-- TASK TO CARRY OUT --
Please reproduce every record, keeping each one exactly as written.

(Dataset items)
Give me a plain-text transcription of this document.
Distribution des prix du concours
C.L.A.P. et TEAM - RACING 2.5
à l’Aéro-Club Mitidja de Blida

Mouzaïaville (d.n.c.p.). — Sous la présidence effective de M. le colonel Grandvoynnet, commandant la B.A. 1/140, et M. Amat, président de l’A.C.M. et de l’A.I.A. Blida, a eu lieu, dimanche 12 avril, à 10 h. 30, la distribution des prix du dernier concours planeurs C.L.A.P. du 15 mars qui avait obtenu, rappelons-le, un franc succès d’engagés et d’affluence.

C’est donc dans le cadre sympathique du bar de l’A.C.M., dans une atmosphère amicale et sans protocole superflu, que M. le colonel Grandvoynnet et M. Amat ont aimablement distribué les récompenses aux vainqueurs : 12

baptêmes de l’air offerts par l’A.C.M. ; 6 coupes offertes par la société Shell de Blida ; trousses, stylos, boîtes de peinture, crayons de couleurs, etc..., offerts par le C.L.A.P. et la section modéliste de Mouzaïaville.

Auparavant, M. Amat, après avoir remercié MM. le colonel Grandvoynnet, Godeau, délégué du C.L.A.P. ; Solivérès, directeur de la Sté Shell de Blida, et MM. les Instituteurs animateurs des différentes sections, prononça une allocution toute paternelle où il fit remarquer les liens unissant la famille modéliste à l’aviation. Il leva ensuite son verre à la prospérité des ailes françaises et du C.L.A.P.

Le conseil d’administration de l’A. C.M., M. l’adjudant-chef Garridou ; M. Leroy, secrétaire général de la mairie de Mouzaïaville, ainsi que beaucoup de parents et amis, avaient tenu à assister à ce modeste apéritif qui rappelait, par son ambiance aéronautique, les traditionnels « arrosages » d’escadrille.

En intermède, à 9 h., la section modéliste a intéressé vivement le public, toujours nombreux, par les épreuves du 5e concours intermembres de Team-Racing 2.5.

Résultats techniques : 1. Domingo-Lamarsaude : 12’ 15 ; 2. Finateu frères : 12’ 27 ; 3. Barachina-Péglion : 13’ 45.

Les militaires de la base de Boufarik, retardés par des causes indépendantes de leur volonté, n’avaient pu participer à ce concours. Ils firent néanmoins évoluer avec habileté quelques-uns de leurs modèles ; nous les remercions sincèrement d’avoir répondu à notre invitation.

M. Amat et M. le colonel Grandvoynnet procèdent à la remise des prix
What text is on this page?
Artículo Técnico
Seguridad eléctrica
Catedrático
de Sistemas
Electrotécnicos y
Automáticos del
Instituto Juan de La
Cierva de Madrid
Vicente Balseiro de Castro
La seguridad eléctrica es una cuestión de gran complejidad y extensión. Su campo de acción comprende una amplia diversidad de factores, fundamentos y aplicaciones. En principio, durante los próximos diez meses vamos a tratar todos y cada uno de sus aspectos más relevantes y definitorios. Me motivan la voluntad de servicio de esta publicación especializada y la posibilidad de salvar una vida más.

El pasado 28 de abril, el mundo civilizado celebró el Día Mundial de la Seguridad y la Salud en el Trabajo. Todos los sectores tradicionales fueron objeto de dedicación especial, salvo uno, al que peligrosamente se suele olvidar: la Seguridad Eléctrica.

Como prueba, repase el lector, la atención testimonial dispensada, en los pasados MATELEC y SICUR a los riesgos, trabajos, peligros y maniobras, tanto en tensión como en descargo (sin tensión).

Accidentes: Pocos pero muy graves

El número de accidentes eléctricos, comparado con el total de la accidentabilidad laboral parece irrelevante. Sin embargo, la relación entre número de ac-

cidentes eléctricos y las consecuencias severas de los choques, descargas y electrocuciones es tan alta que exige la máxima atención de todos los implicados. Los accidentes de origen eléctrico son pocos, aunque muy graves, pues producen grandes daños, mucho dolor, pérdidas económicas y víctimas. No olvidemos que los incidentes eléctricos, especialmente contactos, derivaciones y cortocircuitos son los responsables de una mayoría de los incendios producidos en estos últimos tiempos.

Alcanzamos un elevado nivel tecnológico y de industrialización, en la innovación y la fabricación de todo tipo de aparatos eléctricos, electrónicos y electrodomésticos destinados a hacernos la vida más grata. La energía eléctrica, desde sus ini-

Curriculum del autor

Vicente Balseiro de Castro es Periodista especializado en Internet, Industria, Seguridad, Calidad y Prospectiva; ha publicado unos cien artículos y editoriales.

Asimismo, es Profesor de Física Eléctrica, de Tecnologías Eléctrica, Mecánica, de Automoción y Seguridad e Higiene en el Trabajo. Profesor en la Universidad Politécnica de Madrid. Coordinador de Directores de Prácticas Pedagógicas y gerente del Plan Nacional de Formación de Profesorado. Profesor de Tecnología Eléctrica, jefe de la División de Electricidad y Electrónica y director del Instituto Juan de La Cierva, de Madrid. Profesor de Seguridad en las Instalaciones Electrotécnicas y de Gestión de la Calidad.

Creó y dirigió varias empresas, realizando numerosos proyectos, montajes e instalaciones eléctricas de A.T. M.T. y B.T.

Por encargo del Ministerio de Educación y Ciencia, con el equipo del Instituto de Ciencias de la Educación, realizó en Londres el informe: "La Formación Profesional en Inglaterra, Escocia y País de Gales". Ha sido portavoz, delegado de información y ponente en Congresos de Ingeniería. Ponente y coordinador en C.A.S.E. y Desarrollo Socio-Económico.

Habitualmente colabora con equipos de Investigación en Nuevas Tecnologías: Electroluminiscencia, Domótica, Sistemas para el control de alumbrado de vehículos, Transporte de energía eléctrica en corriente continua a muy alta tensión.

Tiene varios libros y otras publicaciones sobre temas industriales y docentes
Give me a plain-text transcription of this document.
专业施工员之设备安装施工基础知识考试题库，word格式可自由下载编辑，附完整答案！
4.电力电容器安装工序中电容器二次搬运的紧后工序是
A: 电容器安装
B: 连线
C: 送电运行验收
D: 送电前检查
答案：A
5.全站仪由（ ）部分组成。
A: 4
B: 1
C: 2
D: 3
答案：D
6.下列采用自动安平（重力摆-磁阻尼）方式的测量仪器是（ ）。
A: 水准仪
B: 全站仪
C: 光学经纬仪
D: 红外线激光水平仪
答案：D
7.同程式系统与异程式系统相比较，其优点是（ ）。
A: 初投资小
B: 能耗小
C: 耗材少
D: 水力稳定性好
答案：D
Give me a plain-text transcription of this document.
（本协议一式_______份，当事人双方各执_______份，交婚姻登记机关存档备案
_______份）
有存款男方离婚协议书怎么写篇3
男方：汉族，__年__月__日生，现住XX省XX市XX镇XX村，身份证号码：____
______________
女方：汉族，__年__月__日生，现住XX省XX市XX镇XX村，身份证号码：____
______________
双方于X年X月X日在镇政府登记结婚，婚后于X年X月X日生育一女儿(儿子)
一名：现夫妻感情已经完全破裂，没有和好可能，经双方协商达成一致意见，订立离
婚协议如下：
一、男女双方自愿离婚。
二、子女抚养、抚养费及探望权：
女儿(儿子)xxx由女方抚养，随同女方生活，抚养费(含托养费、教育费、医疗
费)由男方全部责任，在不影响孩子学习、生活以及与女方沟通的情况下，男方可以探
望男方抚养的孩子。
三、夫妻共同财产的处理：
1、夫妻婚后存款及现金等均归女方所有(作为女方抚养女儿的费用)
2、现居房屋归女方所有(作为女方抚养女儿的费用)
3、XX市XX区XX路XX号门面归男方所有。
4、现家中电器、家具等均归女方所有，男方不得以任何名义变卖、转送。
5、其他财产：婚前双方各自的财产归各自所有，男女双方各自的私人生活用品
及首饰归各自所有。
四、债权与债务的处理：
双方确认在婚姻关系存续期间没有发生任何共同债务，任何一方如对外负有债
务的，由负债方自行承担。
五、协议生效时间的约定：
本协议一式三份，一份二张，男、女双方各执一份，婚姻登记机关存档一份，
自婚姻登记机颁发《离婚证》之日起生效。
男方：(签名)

-- FINISHED ANSWER --
Give me a plain-text transcription of this document.
Distribution des prix du concours
C.L.A.P. et TEAM - RACING 2.5
à l’Aéro-Club Mitidja de Blida

Mouzaïaville (d.n.c.p.). — Sous la présidence effective de M. le colonel Grandvoynnet, commandant la B.A. 1/140, et M. Amat, président de l’A.C.M. et de l’A.I.A. Blida, a eu lieu, dimanche 12 avril, à 10 h. 30, la distribution des prix du dernier concours planeurs C.L.A.P. du 15 mars qui avait obtenu, rappelons-le, un franc succès d’engagés et d’affluence.

C’est donc dans le cadre sympathique du bar de l’A.C.M., dans une atmosphère amicale et sans protocole superflu, que M. le colonel Grandvoynnet et M. Amat ont aimablement distribué les récompenses aux vainqueurs : 12

baptêmes de l’air offerts par l’A.C.M. ; 6 coupes offertes par la société Shell de Blida ; trousses, stylos, boîtes de peinture, crayons de couleurs, etc..., offerts par le C.L.A.P. et la section modéliste de Mouzaïaville.

Auparavant, M. Amat, après avoir remercié MM. le colonel Grandvoynnet, Godeau, délégué du C.L.A.P. ; Solivérès, directeur de la Sté Shell de Blida, et MM. les Instituteurs animateurs des différentes sections, prononça une allocution toute paternelle où il fit remarquer les liens unissant la famille modéliste à l’aviation. Il leva ensuite son verre à la prospérité des ailes françaises et du C.L.A.P.

Le conseil d’administration de l’A. C.M., M. l’adjudant-chef Garridou ; M. Leroy, secrétaire général de la mairie de Mouzaïaville, ainsi que beaucoup de parents et amis, avaient tenu à assister à ce modeste apéritif qui rappelait, par son ambiance aéronautique, les traditionnels « arrosages » d’escadrille.

En intermède, à 9 h., la section modéliste a intéressé vivement le public, toujours nombreux, par les épreuves du 5e concours intermembres de Team-Racing 2.5.

Résultats techniques : 1. Domingo-Lamarsaude : 12’ 15 ; 2. Finateu frères : 12’ 27 ; 3. Barachina-Péglion : 13’ 45.

Les militaires de la base de Boufarik, retardés par des causes indépendantes de leur volonté, n’avaient pu participer à ce concours. Ils firent néanmoins évoluer avec habileté quelques-uns de leurs modèles ; nous les remercions sincèrement d’avoir répondu à notre invitation.

M. Amat et M. le colonel Grandvoynnet procèdent à la remise des prix
What text is on this page?
Artículo Técnico
Seguridad eléctrica
Catedrático
de Sistemas
Electrotécnicos y
Automáticos del
Instituto Juan de La
Cierva de Madrid
Vicente Balseiro de Castro
La seguridad eléctrica es una cuestión de gran complejidad y extensión. Su campo de acción comprende una amplia diversidad de factores, fundamentos y aplicaciones. En principio, durante los próximos diez meses vamos a tratar todos y cada uno de sus aspectos más relevantes y definitorios. Me motivan la voluntad de servicio de esta publicación especializada y la posibilidad de salvar una vida más.

El pasado 28 de abril, el mundo civilizado celebró el Día Mundial de la Seguridad y la Salud en el Trabajo. Todos los sectores tradicionales fueron objeto de dedicación especial, salvo uno, al que peligrosamente se suele olvidar: la Seguridad Eléctrica.

Como prueba, repase el lector, la atención testimonial dispensada, en los pasados MATELEC y SICUR a los riesgos, trabajos, peligros y maniobras, tanto en tensión como en descargo (sin tensión).

Accidentes: Pocos pero muy graves

El número de accidentes eléctricos, comparado con el total de la accidentabilidad laboral parece irrelevante. Sin embargo, la relación entre número de ac-

cidentes eléctricos y las consecuencias severas de los choques, descargas y electrocuciones es tan alta que exige la máxima atención de todos los implicados. Los accidentes de origen eléctrico son pocos, aunque muy graves, pues producen grandes daños, mucho dolor, pérdidas económicas y víctimas. No olvidemos que los incidentes eléctricos, especialmente contactos, derivaciones y cortocircuitos son los responsables de una mayoría de los incendios producidos en estos últimos tiempos.

Alcanzamos un elevado nivel tecnológico y de industrialización, en la innovación y la fabricación de todo tipo de aparatos eléctricos, electrónicos y electrodomésticos destinados a hacernos la vida más grata. La energía eléctrica, desde sus ini-

Curriculum del autor

Vicente Balseiro de Castro es Periodista especializado en Internet, Industria, Seguridad, Calidad y Prospectiva; ha publicado unos cien artículos y editoriales.

Asimismo, es Profesor de Física Eléctrica, de Tecnologías Eléctrica, Mecánica, de Automoción y Seguridad e Higiene en el Trabajo. Profesor en la Universidad Politécnica de Madrid. Coordinador de Directores de Prácticas Pedagógicas y gerente del Plan Nacional de Formación de Profesorado. Profesor de Tecnología Eléctrica, jefe de la División de Electricidad y Electrónica y director del Instituto Juan de La Cierva, de Madrid. Profesor de Seguridad en las Instalaciones Electrotécnicas y de Gestión de la Calidad.

Creó y dirigió varias empresas, realizando numerosos proyectos, montajes e instalaciones eléctricas de A.T. M.T. y B.T.

Por encargo del Ministerio de Educación y Ciencia, con el equipo del Instituto de Ciencias de la Educación, realizó en Londres el informe: "La Formación Profesional en Inglaterra, Escocia y País de Gales". Ha sido portavoz, delegado de información y ponente en Congresos de Ingeniería. Ponente y coordinador en C.A.S.E. y Desarrollo Socio-Económico.

Habitualmente colabora con equipos de Investigación en Nuevas Tecnologías: Electroluminiscencia, Domótica, Sistemas para el control de alumbrado de vehículos, Transporte de energía eléctrica en corriente continua a muy alta tensión.

Tiene varios libros y otras publicaciones sobre temas industriales y docentes
Give me a plain-text transcription of this document.
专业施工员之设备安装施工基础知识考试题库，word格式可自由下载编辑，附完整答案！
4.电力电容器安装工序中电容器二次搬运的紧后工序是
A: 电容器安装
B: 连线
C: 送电运行验收
D: 送电前检查
答案：A
5.全站仪由（ ）部分组成。
A: 4
B: 1
C: 2
D: 3
答案：D
6.下列采用自动安平（重力摆-磁阻尼）方式的测量仪器是（ ）。
A: 水准仪
B: 全站仪
C: 光学经纬仪
D: 红外线激光水平仪
答案：D
7.同程式系统与异程式系统相比较，其优点是（ ）。
A: 初投资小
B: 能耗小
C: 耗材少
D: 水力稳定性好
答案：D
Give me a plain-text transcription of this document.
（本协议一式_______份，当事人双方各执_______份，交婚姻登记机关存档备案
_______份）
有存款男方离婚协议书怎么写篇3
男方：汉族，__年__月__日生，现住XX省XX市XX镇XX村，身份证号码：____
______________
女方：汉族，__年__月__日生，现住XX省XX市XX镇XX村，身份证号码：____
______________
双方于X年X月X日在镇政府登记结婚，婚后于X年X月X日生育一女儿(儿子)
一名：现夫妻感情已经完全破裂，没有和好可能，经双方协商达成一致意见，订立离
婚协议如下：
一、男女双方自愿离婚。
二、子女抚养、抚养费及探望权：
女儿(儿子)xxx由女方抚养，随同女方生活，抚养费(含托养费、教育费、医疗
费)由男方全部责任，在不影响孩子学习、生活以及与女方沟通的情况下，男方可以探
望男方抚养的孩子。
三、夫妻共同财产的处理：
1、夫妻婚后存款及现金等均归女方所有(作为女方抚养女儿的费用)
2、现居房屋归女方所有(作为女方抚养女儿的费用)
3、XX市XX区XX路XX号门面归男方所有。
4、现家中电器、家具等均归女方所有，男方不得以任何名义变卖、转送。
5、其他财产：婚前双方各自的财产归各自所有，男女双方各自的私人生活用品
及首饰归各自所有。
四、债权与债务的处理：
双方确认在婚姻关系存续期间没有发生任何共同债务，任何一方如对外负有债
务的，由负债方自行承担。
五、协议生效时间的约定：
本协议一式三份，一份二张，男、女双方各执一份，婚姻登记机关存档一份，
自婚姻登记机颁发《离婚证》之日起生效。
男方：(签名)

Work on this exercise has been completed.